## Problem statement
Retype the material word for word.

--- START ---

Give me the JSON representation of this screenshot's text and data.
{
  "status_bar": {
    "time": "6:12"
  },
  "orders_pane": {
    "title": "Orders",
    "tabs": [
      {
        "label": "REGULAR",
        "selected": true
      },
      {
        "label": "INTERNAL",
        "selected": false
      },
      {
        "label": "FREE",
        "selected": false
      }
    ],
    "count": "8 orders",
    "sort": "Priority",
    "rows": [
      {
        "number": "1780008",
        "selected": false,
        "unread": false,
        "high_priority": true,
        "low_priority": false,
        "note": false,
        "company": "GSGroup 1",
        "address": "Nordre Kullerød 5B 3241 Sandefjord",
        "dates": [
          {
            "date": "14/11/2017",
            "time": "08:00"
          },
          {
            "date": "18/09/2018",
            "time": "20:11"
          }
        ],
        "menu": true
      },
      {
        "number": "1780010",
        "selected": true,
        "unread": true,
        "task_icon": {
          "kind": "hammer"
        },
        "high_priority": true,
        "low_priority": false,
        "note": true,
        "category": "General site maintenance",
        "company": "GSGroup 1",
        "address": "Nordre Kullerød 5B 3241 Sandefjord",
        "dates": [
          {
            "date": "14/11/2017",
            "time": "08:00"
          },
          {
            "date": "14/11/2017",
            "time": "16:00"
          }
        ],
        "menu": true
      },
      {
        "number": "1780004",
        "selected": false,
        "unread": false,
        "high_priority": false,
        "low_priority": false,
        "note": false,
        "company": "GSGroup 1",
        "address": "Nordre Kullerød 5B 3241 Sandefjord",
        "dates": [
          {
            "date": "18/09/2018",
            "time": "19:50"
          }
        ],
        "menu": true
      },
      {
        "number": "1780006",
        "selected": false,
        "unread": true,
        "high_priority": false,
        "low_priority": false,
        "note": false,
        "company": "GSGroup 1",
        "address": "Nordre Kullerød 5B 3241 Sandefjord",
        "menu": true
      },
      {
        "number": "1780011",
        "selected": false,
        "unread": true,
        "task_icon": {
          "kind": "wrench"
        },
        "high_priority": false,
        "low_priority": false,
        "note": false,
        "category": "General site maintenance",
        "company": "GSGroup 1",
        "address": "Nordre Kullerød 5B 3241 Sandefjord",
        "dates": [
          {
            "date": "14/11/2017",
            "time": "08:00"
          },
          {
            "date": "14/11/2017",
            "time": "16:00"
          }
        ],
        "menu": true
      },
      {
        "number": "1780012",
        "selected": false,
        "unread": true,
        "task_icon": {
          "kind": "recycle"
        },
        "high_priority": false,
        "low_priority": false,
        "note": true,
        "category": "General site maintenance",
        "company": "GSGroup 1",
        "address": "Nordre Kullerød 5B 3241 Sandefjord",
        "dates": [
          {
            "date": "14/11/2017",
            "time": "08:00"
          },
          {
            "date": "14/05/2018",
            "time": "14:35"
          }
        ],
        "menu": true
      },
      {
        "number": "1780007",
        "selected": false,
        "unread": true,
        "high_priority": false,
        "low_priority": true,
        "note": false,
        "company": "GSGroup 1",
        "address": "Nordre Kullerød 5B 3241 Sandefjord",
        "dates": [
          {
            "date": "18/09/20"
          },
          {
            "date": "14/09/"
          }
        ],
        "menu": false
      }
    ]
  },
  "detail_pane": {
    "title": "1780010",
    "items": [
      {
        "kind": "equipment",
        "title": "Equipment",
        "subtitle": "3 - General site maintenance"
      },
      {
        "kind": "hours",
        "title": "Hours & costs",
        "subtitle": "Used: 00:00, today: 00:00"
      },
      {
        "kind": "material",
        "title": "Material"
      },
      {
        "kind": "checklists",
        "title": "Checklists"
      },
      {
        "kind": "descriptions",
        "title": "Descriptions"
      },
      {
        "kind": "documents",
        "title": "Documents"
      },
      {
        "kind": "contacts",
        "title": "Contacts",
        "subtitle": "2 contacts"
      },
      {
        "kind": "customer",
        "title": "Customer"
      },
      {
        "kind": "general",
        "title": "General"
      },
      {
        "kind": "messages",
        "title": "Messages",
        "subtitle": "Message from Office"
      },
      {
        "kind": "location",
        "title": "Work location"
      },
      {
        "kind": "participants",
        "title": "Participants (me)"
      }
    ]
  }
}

--- END ---

## Answer to the task
Give me the JSON representation of this screenshot's text and data.
{
  "status_bar": {
    "time": "6:12"
  },
  "orders_pane": {
    "title": "Orders",
    "tabs": [
      {
        "label": "REGULAR",
        "selected": true
      },
      {
        "label": "INTERNAL",
        "selected": false
      },
      {
        "label": "FREE",
        "selected": false
      }
    ],
    "count": "8 orders",
    "sort": "Priority",
    "rows": [
      {
        "number": "1780008",
        "selected": false,
        "unread": false,
        "high_priority": true,
        "low_priority": false,
        "note": false,
        "company": "GSGroup 1",
        "address": "Nordre Kullerød 5B 3241 Sandefjord",
        "dates": [
          {
            "date": "14/11/2017",
            "time": "08:00"
          },
          {
            "date": "18/09/2018",
            "time": "20:11"
          }
        ],
        "menu": true
      },
      {
        "number": "1780010",
        "selected": true,
        "unread": true,
        "task_icon": {
          "kind": "hammer"
        },
        "high_priority": true,
        "low_priority": false,
        "note": true,
        "category": "General site maintenance",
        "company": "GSGroup 1",
        "address": "Nordre Kullerød 5B 3241 Sandefjord",
        "dates": [
          {
            "date": "14/11/2017",
            "time": "08:00"
          },
          {
            "date": "14/11/2017",
            "time": "16:00"
          }
        ],
        "menu": true
      },
      {
        "number": "1780004",
        "selected": false,
        "unread": false,
        "high_priority": false,
        "low_priority": false,
        "note": false,
        "company": "GSGroup 1",
        "address": "Nordre Kullerød 5B 3241 Sandefjord",
        "dates": [
          {
            "date": "18/09/2018",
            "time": "19:50"
          }
        ],
        "menu": true
      },
      {
        "number": "1780006",
        "selected": false,
        "unread": true,
        "high_priority": false,
        "low_priority": false,
        "note": false,
        "company": "GSGroup 1",
        "address": "Nordre Kullerød 5B 3241 Sandefjord",
        "menu": true
      },
      {
        "number": "1780011",
        "selected": false,
        "unread": true,
        "task_icon": {
          "kind": "wrench"
        },
        "high_priority": false,
        "low_priority": false,
        "note": false,
        "category": "General site maintenance",
        "company": "GSGroup 1",
        "address": "Nordre Kullerød 5B 3241 Sandefjord",
        "dates": [
          {
            "date": "14/11/2017",
            "time": "08:00"
          },
          {
            "date": "14/11/2017",
            "time": "16:00"
          }
        ],
        "menu": true
      },
      {
        "number": "1780012",
        "selected": false,
        "unread": true,
        "task_icon": {
          "kind": "recycle"
        },
        "high_priority": false,
        "low_priority": false,
        "note": true,
        "category": "General site maintenance",
        "company": "GSGroup 1",
        "address": "Nordre Kullerød 5B 3241 Sandefjord",
        "dates": [
          {
            "date": "14/11/2017",
            "time": "08:00"
          },
          {
            "date": "14/05/2018",
            "time": "14:35"
          }
        ],
        "menu": true
      },
      {
        "number": "1780007",
        "selected": false,
        "unread": true,
        "high_priority": false,
        "low_priority": true,
        "note": false,
        "company": "GSGroup 1",
        "address": "Nordre Kullerød 5B 3241 Sandefjord",
        "dates": [
          {
            "date": "18/09/20"
          },
          {
            "date": "14/09/"
          }
        ],
        "menu": false
      }
    ]
  },
  "detail_pane": {
    "title": "1780010",
    "items": [
      {
        "kind": "equipment",
        "title": "Equipment",
        "subtitle": "3 - General site maintenance"
      },
      {
        "kind": "hours",
        "title": "Hours & costs",
        "subtitle": "Used: 00:00, today: 00:00"
      },
      {
        "kind": "material",
        "title": "Material"
      },
      {
        "kind": "checklists",
        "title": "Checklists"
      },
      {
        "kind": "descriptions",
        "title": "Descriptions"
      },
      {
        "kind": "documents",
        "title": "Documents"
      },
      {
        "kind": "contacts",
        "title": "Contacts",
        "subtitle": "2 contacts"
      },
      {
        "kind": "customer",
        "title": "Customer"
      },
      {
        "kind": "general",
        "title": "General"
      },
      {
        "kind": "messages",
        "title": "Messages",
        "subtitle": "Message from Office"
      },
      {
        "kind": "location",
        "title": "Work location"
      },
      {
        "kind": "participants",
        "title": "Participants (me)"
      }
    ]
  }
}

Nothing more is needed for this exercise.